▶ [What is being asked] Copy the data exactly as it appears, and do not include any pictures.

▶ [Data excerpts]
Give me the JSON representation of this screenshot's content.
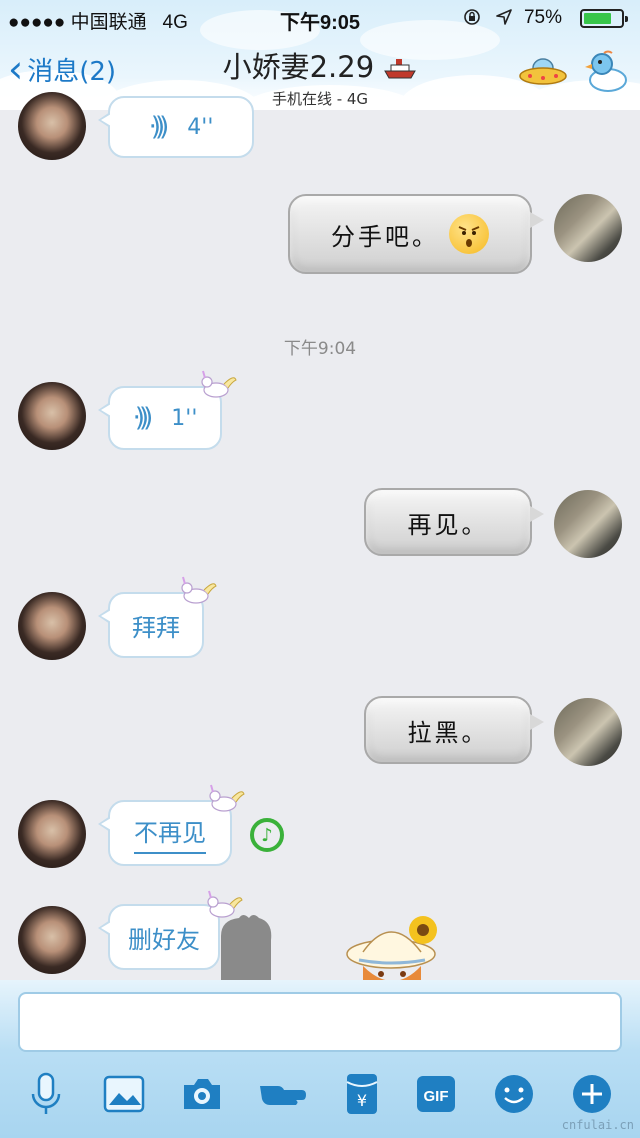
{
  "status_bar": {
    "carrier": "●●●●● 中国联通",
    "network": "4G",
    "time": "下午9:05",
    "battery_text": "75%",
    "battery_level": 0.75,
    "battery_color": "#38c64a"
  },
  "header": {
    "back_label": "消息(2)",
    "title": "小娇妻2.29",
    "subtitle": "手机在线 - 4G",
    "accent_color": "#1c79c7"
  },
  "messages": [
    {
      "side": "left",
      "type": "voice",
      "duration": "4''"
    },
    {
      "side": "right",
      "type": "text",
      "text": "分手吧。"
    },
    {
      "type": "timestamp",
      "text": "下午9:04"
    },
    {
      "side": "left",
      "type": "voice",
      "duration": "1''"
    },
    {
      "side": "right",
      "type": "text",
      "text": "再见。"
    },
    {
      "side": "left",
      "type": "text",
      "text": "拜拜"
    },
    {
      "side": "right",
      "type": "text",
      "text": "拉黑。"
    },
    {
      "side": "left",
      "type": "text",
      "text": "不再见"
    },
    {
      "side": "left",
      "type": "text",
      "text": "删好友"
    }
  ],
  "input": {
    "placeholder": ""
  },
  "toolbar": {
    "icons": [
      "microphone-icon",
      "image-icon",
      "camera-icon",
      "poke-icon",
      "red-packet-icon",
      "gif-icon",
      "emoji-icon",
      "plus-icon"
    ],
    "gif_label": "GIF",
    "red_packet_label": "¥"
  },
  "watermark": "cnfulai.cn"
}
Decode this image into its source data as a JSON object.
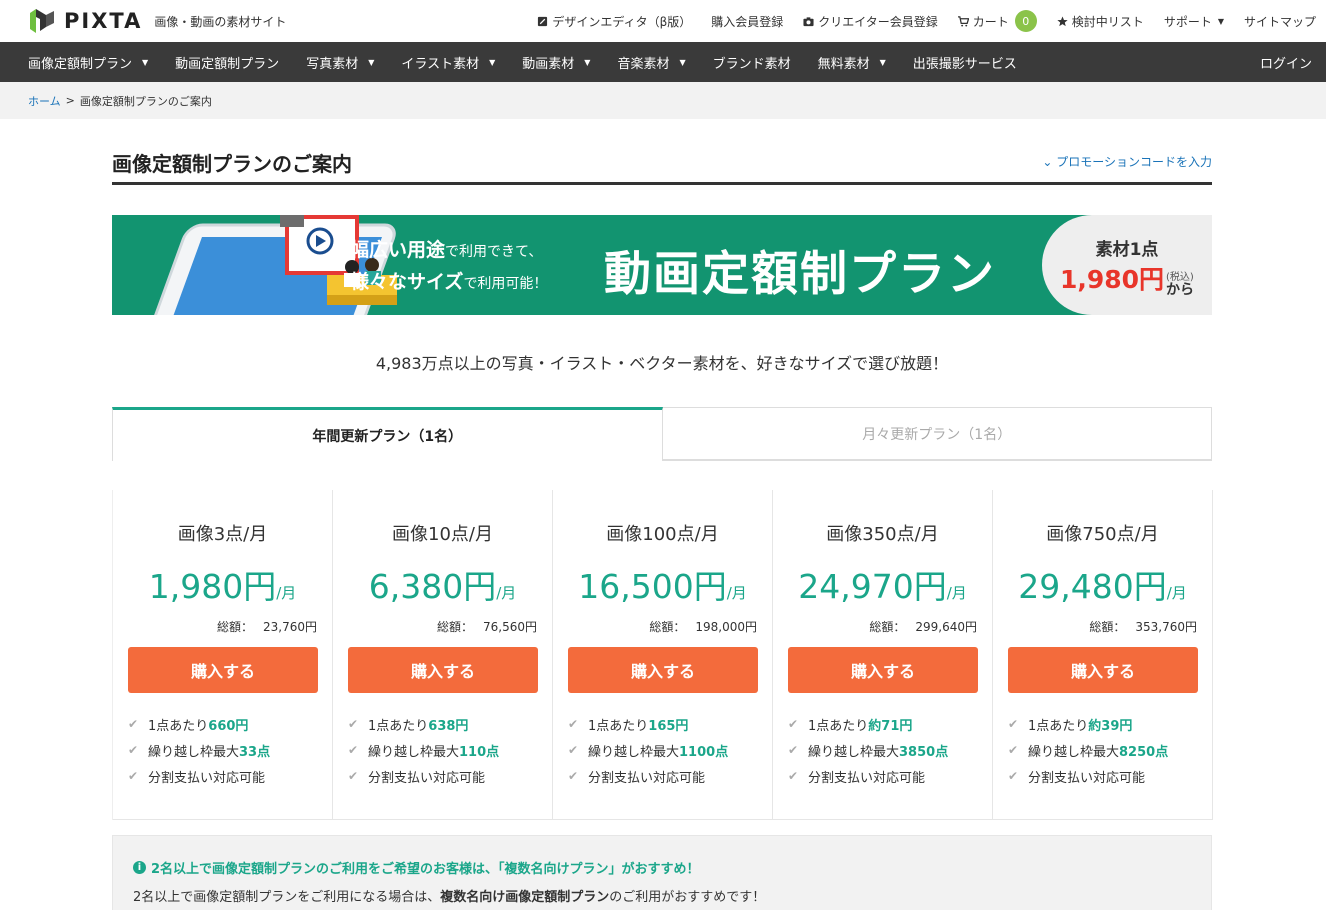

▶ [Output of the task]
Give me the JSON representation of this screenshot's content.
{
  "status_bar": {
    "carrier": "●●●●● 中国联通",
    "network": "4G",
    "time": "下午9:05",
    "battery_text": "75%",
    "battery_level": 0.75,
    "battery_color": "#38c64a"
  },
  "header": {
    "back_label": "消息(2)",
    "title": "小娇妻2.29",
    "subtitle": "手机在线 - 4G",
    "accent_color": "#1c79c7"
  },
  "messages": [
    {
      "side": "left",
      "type": "voice",
      "duration": "4''"
    },
    {
      "side": "right",
      "type": "text",
      "text": "分手吧。"
    },
    {
      "type": "timestamp",
      "text": "下午9:04"
    },
    {
      "side": "left",
      "type": "voice",
      "duration": "1''"
    },
    {
      "side": "right",
      "type": "text",
      "text": "再见。"
    },
    {
      "side": "left",
      "type": "text",
      "text": "拜拜"
    },
    {
      "side": "right",
      "type": "text",
      "text": "拉黑。"
    },
    {
      "side": "left",
      "type": "text",
      "text": "不再见"
    },
    {
      "side": "left",
      "type": "text",
      "text": "删好友"
    }
  ],
  "input": {
    "placeholder": ""
  },
  "toolbar": {
    "icons": [
      "microphone-icon",
      "image-icon",
      "camera-icon",
      "poke-icon",
      "red-packet-icon",
      "gif-icon",
      "emoji-icon",
      "plus-icon"
    ],
    "gif_label": "GIF",
    "red_packet_label": "¥"
  },
  "watermark": "cnfulai.cn"
}
Decode this image into its source data as a JSON object.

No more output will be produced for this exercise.